## Your instructions:
Set down each record below precisely, skipping the pictures.
--- Information shown ---
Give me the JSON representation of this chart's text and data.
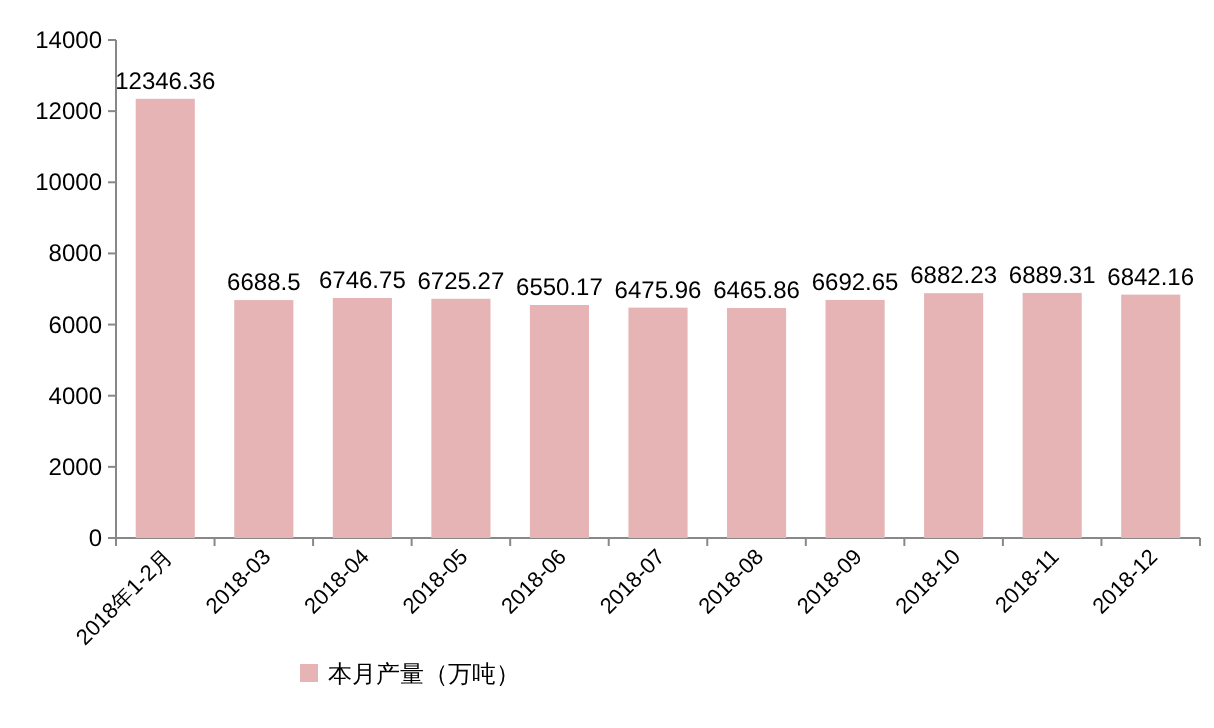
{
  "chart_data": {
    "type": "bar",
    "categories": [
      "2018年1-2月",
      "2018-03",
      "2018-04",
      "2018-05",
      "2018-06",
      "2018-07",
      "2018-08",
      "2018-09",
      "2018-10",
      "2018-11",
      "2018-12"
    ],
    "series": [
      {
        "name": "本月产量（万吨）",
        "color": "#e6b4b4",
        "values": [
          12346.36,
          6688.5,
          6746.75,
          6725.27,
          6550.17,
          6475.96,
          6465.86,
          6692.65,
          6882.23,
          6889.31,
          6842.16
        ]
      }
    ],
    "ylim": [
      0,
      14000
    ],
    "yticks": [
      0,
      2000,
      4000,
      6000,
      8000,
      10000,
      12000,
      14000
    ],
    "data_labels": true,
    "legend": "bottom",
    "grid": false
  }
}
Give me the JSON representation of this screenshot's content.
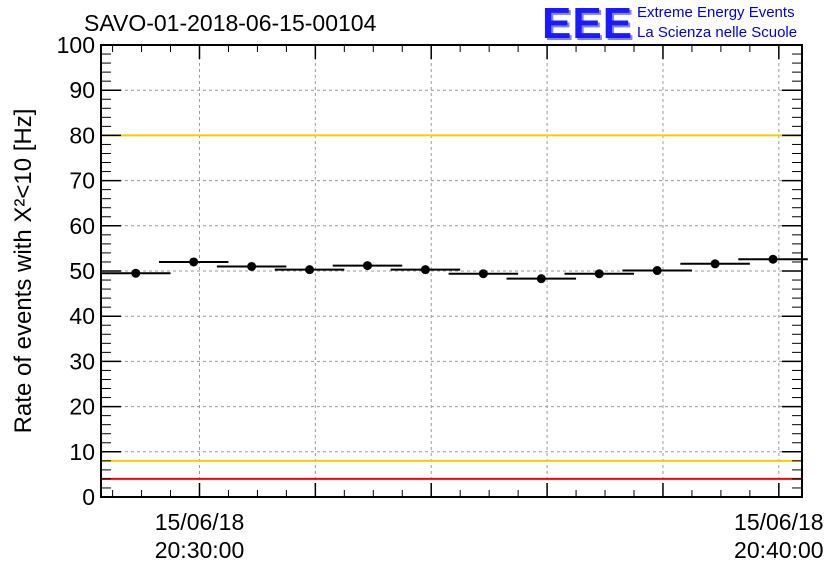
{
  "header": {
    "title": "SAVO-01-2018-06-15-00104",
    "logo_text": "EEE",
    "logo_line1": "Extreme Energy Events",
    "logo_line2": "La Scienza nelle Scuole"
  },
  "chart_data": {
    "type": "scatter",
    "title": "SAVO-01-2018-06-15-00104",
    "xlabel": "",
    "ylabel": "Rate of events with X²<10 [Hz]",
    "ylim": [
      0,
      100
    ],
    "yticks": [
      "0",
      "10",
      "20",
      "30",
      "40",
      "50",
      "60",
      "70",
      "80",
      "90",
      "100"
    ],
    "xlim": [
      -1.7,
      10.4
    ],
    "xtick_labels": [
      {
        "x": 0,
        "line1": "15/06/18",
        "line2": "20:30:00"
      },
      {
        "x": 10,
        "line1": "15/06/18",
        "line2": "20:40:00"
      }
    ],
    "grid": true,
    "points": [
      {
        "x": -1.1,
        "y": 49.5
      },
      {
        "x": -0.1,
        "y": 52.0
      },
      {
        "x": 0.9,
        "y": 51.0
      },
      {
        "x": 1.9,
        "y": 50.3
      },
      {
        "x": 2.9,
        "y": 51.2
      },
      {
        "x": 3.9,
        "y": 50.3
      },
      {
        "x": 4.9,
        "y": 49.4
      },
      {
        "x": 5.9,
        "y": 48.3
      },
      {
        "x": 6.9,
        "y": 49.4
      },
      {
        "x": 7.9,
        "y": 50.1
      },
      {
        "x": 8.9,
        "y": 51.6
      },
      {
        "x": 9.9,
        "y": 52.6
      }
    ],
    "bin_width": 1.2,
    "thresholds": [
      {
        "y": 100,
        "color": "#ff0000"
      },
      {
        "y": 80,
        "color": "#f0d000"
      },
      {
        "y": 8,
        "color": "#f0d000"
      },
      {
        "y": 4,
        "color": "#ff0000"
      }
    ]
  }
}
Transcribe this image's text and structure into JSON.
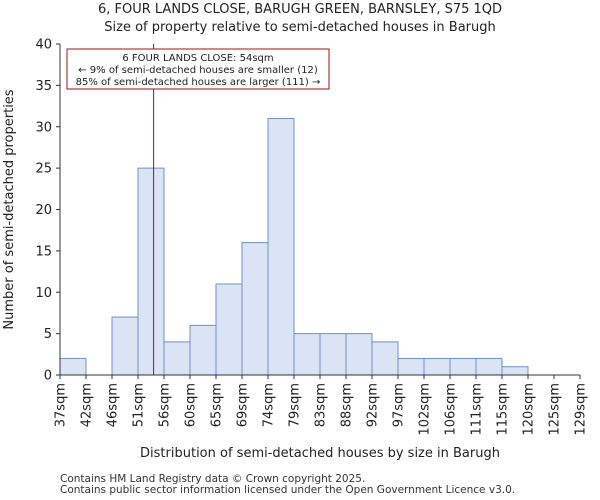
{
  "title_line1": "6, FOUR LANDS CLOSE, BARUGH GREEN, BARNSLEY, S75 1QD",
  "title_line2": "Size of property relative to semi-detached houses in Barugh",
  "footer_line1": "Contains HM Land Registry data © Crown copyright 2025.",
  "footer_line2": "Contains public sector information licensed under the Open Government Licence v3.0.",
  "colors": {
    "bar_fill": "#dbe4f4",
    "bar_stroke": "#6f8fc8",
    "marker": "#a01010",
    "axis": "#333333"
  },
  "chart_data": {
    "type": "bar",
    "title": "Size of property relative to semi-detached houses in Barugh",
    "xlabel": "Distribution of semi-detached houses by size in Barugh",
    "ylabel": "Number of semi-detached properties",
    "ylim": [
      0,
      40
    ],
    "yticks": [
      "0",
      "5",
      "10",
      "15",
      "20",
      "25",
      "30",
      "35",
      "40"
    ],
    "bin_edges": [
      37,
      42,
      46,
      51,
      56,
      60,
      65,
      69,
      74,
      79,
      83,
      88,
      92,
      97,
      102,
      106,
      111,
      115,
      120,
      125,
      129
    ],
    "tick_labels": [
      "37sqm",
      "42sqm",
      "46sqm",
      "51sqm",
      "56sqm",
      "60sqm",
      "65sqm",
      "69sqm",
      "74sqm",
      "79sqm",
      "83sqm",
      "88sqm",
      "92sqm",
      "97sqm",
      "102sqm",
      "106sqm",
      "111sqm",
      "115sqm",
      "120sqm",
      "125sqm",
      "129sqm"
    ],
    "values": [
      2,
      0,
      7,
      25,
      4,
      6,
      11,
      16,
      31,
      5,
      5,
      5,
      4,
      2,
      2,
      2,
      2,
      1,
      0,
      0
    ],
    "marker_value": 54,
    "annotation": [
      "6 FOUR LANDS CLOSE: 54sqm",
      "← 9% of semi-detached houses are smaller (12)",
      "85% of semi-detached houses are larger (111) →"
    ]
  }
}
---
## Completed task:
Give me the JSON representation of this chart's text and data.
{
  "chart_data": {
    "type": "bar",
    "categories": [
      "2018年1-2月",
      "2018-03",
      "2018-04",
      "2018-05",
      "2018-06",
      "2018-07",
      "2018-08",
      "2018-09",
      "2018-10",
      "2018-11",
      "2018-12"
    ],
    "series": [
      {
        "name": "本月产量（万吨）",
        "color": "#e6b4b4",
        "values": [
          12346.36,
          6688.5,
          6746.75,
          6725.27,
          6550.17,
          6475.96,
          6465.86,
          6692.65,
          6882.23,
          6889.31,
          6842.16
        ]
      }
    ],
    "ylim": [
      0,
      14000
    ],
    "yticks": [
      0,
      2000,
      4000,
      6000,
      8000,
      10000,
      12000,
      14000
    ],
    "data_labels": true,
    "legend": "bottom",
    "grid": false
  }
}
Give me the JSON representation of this screenshot's content.
{
  "header": {
    "title": "SAVO-01-2018-06-15-00104",
    "logo_text": "EEE",
    "logo_line1": "Extreme Energy Events",
    "logo_line2": "La Scienza nelle Scuole"
  },
  "chart_data": {
    "type": "scatter",
    "title": "SAVO-01-2018-06-15-00104",
    "xlabel": "",
    "ylabel": "Rate of events with X²<10 [Hz]",
    "ylim": [
      0,
      100
    ],
    "yticks": [
      "0",
      "10",
      "20",
      "30",
      "40",
      "50",
      "60",
      "70",
      "80",
      "90",
      "100"
    ],
    "xlim": [
      -1.7,
      10.4
    ],
    "xtick_labels": [
      {
        "x": 0,
        "line1": "15/06/18",
        "line2": "20:30:00"
      },
      {
        "x": 10,
        "line1": "15/06/18",
        "line2": "20:40:00"
      }
    ],
    "grid": true,
    "points": [
      {
        "x": -1.1,
        "y": 49.5
      },
      {
        "x": -0.1,
        "y": 52.0
      },
      {
        "x": 0.9,
        "y": 51.0
      },
      {
        "x": 1.9,
        "y": 50.3
      },
      {
        "x": 2.9,
        "y": 51.2
      },
      {
        "x": 3.9,
        "y": 50.3
      },
      {
        "x": 4.9,
        "y": 49.4
      },
      {
        "x": 5.9,
        "y": 48.3
      },
      {
        "x": 6.9,
        "y": 49.4
      },
      {
        "x": 7.9,
        "y": 50.1
      },
      {
        "x": 8.9,
        "y": 51.6
      },
      {
        "x": 9.9,
        "y": 52.6
      }
    ],
    "bin_width": 1.2,
    "thresholds": [
      {
        "y": 100,
        "color": "#ff0000"
      },
      {
        "y": 80,
        "color": "#f0d000"
      },
      {
        "y": 8,
        "color": "#f0d000"
      },
      {
        "y": 4,
        "color": "#ff0000"
      }
    ]
  }
}
Transcribe this image's text and structure into JSON.
{
  "title_line1": "6, FOUR LANDS CLOSE, BARUGH GREEN, BARNSLEY, S75 1QD",
  "title_line2": "Size of property relative to semi-detached houses in Barugh",
  "footer_line1": "Contains HM Land Registry data © Crown copyright 2025.",
  "footer_line2": "Contains public sector information licensed under the Open Government Licence v3.0.",
  "colors": {
    "bar_fill": "#dbe4f4",
    "bar_stroke": "#6f8fc8",
    "marker": "#a01010",
    "axis": "#333333"
  },
  "chart_data": {
    "type": "bar",
    "title": "Size of property relative to semi-detached houses in Barugh",
    "xlabel": "Distribution of semi-detached houses by size in Barugh",
    "ylabel": "Number of semi-detached properties",
    "ylim": [
      0,
      40
    ],
    "yticks": [
      "0",
      "5",
      "10",
      "15",
      "20",
      "25",
      "30",
      "35",
      "40"
    ],
    "bin_edges": [
      37,
      42,
      46,
      51,
      56,
      60,
      65,
      69,
      74,
      79,
      83,
      88,
      92,
      97,
      102,
      106,
      111,
      115,
      120,
      125,
      129
    ],
    "tick_labels": [
      "37sqm",
      "42sqm",
      "46sqm",
      "51sqm",
      "56sqm",
      "60sqm",
      "65sqm",
      "69sqm",
      "74sqm",
      "79sqm",
      "83sqm",
      "88sqm",
      "92sqm",
      "97sqm",
      "102sqm",
      "106sqm",
      "111sqm",
      "115sqm",
      "120sqm",
      "125sqm",
      "129sqm"
    ],
    "values": [
      2,
      0,
      7,
      25,
      4,
      6,
      11,
      16,
      31,
      5,
      5,
      5,
      4,
      2,
      2,
      2,
      2,
      1,
      0,
      0
    ],
    "marker_value": 54,
    "annotation": [
      "6 FOUR LANDS CLOSE: 54sqm",
      "← 9% of semi-detached houses are smaller (12)",
      "85% of semi-detached houses are larger (111) →"
    ]
  }
}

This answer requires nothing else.